■ Task goal: Locate the word "What" in the material, then show every line that holds it.

Collected data entries

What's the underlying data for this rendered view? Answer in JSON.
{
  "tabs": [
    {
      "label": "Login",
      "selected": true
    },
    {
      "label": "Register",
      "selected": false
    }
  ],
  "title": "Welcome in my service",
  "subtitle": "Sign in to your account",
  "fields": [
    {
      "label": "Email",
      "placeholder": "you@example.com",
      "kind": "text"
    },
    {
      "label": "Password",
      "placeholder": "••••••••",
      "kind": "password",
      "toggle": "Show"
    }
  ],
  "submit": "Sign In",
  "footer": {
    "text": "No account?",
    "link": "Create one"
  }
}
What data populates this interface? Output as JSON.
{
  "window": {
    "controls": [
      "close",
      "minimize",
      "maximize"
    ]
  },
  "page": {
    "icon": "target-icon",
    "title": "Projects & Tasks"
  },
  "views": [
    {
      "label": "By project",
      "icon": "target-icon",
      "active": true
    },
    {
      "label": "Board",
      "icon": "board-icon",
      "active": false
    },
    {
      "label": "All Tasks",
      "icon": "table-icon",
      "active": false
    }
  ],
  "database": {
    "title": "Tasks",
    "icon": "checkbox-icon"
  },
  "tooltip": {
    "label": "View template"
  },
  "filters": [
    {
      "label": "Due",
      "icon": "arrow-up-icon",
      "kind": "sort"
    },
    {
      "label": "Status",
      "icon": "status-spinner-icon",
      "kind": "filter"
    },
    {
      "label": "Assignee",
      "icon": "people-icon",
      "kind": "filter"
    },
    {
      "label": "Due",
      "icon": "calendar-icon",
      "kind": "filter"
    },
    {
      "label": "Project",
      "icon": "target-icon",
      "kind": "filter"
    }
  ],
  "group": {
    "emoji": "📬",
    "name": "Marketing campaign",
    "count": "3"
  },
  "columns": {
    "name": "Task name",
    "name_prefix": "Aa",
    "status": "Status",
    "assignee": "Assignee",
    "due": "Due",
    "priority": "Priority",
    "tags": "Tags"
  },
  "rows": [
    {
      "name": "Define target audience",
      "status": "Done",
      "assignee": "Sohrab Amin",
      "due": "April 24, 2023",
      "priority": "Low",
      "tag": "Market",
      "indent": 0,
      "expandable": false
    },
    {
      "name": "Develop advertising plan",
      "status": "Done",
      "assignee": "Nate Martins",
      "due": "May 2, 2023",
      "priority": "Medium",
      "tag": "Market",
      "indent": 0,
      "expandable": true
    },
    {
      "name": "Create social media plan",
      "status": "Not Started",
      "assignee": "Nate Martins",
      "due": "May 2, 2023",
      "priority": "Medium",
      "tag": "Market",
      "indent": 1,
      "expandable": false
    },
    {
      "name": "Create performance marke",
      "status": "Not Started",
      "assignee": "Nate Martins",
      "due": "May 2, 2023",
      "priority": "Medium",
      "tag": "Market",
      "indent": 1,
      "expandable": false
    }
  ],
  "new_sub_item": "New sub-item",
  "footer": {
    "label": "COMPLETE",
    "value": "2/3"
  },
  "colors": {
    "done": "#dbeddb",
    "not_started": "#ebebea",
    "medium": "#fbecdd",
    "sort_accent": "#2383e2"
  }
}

■ Full solution:
What's the underlying data for this rendered view? Answer in JSON.
What data populates this interface? Output as JSON.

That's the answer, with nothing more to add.